AIM OF THE TASK: Reading down the listing below, count the lines where the word "revised" shows up, then give only that count.

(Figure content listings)

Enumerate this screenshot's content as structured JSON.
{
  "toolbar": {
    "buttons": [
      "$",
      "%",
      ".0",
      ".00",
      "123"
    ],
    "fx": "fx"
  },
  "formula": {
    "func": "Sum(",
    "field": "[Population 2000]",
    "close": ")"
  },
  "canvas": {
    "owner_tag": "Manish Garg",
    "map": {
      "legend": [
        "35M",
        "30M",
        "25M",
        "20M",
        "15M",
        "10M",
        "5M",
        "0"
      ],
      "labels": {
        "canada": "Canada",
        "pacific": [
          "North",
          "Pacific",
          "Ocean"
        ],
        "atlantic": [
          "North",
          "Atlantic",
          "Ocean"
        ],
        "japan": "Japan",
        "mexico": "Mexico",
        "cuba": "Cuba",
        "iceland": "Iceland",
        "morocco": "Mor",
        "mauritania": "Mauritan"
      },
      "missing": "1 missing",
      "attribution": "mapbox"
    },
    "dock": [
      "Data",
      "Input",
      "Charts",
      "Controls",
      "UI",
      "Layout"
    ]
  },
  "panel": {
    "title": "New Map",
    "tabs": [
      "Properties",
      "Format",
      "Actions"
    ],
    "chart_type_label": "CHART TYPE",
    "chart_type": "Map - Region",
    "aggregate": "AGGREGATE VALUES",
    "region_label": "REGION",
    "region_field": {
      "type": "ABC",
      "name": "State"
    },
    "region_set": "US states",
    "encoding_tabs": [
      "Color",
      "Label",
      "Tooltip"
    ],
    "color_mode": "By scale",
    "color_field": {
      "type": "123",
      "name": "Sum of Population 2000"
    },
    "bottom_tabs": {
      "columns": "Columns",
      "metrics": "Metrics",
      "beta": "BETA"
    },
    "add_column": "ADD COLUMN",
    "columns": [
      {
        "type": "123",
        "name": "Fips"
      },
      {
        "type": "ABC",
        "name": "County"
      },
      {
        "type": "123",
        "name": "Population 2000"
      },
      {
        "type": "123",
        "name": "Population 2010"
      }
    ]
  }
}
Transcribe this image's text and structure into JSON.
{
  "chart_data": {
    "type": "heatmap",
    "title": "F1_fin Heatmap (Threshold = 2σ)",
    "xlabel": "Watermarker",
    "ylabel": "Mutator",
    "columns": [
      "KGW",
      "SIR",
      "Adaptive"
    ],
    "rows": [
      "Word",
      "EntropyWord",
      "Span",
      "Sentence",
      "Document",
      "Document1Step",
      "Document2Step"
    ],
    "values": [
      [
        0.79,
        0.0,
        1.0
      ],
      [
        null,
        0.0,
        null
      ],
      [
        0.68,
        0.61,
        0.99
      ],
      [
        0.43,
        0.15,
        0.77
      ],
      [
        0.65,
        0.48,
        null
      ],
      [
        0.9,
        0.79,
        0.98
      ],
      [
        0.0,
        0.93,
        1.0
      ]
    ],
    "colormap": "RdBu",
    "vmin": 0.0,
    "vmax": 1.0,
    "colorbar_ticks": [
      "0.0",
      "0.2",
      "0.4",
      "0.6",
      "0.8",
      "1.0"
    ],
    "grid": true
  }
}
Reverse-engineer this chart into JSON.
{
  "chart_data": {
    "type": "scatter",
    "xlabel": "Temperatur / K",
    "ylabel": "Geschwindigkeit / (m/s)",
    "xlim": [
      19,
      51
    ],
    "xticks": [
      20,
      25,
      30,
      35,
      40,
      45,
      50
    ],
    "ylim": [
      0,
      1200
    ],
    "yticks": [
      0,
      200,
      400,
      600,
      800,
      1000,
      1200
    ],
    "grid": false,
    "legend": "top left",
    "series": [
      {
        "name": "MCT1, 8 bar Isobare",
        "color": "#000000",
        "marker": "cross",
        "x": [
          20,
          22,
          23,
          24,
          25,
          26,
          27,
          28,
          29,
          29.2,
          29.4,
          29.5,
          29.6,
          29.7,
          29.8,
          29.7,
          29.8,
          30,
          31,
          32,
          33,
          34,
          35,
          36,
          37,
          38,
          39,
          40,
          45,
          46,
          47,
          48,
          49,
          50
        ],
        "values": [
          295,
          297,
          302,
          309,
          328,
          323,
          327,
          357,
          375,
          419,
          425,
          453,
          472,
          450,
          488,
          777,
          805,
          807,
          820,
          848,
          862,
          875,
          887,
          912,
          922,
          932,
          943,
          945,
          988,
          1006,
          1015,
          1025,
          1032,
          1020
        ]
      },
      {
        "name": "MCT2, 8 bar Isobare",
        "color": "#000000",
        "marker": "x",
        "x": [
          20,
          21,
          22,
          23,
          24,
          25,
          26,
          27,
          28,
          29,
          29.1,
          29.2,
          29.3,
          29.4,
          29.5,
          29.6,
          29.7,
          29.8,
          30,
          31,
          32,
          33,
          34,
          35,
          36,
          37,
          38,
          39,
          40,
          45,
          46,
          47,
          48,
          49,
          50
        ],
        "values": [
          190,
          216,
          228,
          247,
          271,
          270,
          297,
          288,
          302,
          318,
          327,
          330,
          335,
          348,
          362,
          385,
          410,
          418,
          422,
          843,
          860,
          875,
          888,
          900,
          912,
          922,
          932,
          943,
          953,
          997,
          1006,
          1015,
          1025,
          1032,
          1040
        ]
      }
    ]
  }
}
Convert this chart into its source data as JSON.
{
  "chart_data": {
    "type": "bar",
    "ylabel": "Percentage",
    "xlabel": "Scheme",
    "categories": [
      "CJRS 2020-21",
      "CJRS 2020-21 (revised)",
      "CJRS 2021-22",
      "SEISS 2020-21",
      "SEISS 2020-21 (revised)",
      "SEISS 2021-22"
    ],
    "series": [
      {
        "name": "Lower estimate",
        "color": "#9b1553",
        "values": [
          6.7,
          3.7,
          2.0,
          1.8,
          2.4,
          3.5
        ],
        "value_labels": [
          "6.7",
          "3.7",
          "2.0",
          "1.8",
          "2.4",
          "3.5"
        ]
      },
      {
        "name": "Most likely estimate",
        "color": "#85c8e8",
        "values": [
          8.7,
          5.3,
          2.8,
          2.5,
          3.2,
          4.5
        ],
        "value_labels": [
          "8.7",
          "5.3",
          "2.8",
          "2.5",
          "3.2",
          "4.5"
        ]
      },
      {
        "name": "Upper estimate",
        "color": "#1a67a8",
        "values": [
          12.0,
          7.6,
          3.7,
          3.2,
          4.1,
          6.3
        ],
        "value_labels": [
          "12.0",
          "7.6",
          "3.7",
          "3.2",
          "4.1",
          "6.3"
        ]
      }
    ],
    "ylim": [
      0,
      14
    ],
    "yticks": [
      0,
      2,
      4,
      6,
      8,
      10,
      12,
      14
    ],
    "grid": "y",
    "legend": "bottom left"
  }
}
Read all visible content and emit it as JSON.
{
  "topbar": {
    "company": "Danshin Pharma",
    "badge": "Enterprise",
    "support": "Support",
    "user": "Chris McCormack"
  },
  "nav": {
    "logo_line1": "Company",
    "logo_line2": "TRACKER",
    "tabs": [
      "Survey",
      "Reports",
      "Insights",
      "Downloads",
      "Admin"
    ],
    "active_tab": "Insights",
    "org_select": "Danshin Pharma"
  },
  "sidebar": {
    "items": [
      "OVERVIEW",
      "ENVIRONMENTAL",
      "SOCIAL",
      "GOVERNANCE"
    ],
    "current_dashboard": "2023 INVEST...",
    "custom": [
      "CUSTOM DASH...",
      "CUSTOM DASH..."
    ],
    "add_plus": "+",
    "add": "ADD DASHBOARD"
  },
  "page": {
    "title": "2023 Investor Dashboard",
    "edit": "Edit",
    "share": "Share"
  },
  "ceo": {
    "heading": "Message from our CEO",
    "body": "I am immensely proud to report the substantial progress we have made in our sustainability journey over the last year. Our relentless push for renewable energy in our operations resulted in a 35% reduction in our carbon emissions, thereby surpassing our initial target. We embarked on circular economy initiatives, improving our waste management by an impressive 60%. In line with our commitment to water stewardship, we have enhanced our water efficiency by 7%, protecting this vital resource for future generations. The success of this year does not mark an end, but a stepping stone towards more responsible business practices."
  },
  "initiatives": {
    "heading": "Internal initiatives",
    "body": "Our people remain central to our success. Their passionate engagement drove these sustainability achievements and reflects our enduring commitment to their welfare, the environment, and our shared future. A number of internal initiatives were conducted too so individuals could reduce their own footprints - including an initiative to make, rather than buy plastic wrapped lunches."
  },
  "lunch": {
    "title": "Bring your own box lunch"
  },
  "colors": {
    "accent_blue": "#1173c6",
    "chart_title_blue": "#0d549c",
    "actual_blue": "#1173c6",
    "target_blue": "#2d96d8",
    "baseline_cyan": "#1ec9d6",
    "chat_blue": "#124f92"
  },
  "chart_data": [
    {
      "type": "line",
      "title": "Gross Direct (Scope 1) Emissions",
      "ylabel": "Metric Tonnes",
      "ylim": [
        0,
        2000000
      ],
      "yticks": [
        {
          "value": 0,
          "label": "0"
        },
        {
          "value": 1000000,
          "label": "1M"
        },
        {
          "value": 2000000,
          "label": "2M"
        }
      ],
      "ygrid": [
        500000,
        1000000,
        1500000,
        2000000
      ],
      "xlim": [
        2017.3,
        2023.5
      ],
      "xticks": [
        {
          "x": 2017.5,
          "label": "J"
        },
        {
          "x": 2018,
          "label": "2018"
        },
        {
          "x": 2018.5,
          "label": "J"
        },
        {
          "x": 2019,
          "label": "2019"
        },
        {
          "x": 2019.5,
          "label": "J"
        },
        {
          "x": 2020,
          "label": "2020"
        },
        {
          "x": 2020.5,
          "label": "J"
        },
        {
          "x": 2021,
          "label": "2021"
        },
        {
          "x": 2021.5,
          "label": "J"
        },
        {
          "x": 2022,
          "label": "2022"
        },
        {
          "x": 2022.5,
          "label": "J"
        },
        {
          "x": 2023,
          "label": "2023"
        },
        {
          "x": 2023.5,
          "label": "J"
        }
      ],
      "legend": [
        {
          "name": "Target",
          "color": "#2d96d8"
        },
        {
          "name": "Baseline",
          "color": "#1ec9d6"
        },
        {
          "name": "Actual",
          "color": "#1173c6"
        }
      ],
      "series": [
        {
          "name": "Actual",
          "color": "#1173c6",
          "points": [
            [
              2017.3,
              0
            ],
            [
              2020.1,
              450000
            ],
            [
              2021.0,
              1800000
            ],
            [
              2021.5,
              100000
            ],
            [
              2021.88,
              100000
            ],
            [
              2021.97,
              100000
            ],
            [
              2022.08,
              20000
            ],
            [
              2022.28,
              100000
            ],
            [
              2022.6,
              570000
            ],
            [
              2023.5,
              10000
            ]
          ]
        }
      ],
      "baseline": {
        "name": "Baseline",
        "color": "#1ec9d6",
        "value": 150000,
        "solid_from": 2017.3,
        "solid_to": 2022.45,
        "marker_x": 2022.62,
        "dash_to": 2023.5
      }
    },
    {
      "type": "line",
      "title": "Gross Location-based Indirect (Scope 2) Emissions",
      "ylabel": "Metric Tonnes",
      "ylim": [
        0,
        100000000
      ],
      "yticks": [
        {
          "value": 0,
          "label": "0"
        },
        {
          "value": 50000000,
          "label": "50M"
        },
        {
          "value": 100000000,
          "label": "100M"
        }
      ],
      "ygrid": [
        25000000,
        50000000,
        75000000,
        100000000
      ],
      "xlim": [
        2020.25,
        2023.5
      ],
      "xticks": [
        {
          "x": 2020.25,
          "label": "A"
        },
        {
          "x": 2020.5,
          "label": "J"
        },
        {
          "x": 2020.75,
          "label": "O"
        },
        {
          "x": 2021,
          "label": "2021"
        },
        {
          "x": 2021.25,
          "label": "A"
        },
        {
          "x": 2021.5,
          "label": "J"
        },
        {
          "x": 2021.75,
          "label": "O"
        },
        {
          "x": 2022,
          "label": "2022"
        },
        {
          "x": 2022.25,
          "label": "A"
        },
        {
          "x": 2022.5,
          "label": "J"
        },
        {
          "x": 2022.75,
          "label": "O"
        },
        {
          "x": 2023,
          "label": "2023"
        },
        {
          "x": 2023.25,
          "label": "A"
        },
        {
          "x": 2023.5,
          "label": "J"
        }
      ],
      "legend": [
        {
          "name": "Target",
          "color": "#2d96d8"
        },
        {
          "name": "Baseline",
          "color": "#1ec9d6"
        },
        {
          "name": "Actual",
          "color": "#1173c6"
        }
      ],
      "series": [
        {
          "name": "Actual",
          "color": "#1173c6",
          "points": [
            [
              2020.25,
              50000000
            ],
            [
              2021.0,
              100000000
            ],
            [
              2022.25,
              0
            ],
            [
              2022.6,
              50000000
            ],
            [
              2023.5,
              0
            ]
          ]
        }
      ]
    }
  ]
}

WORKED SOLUTION: 2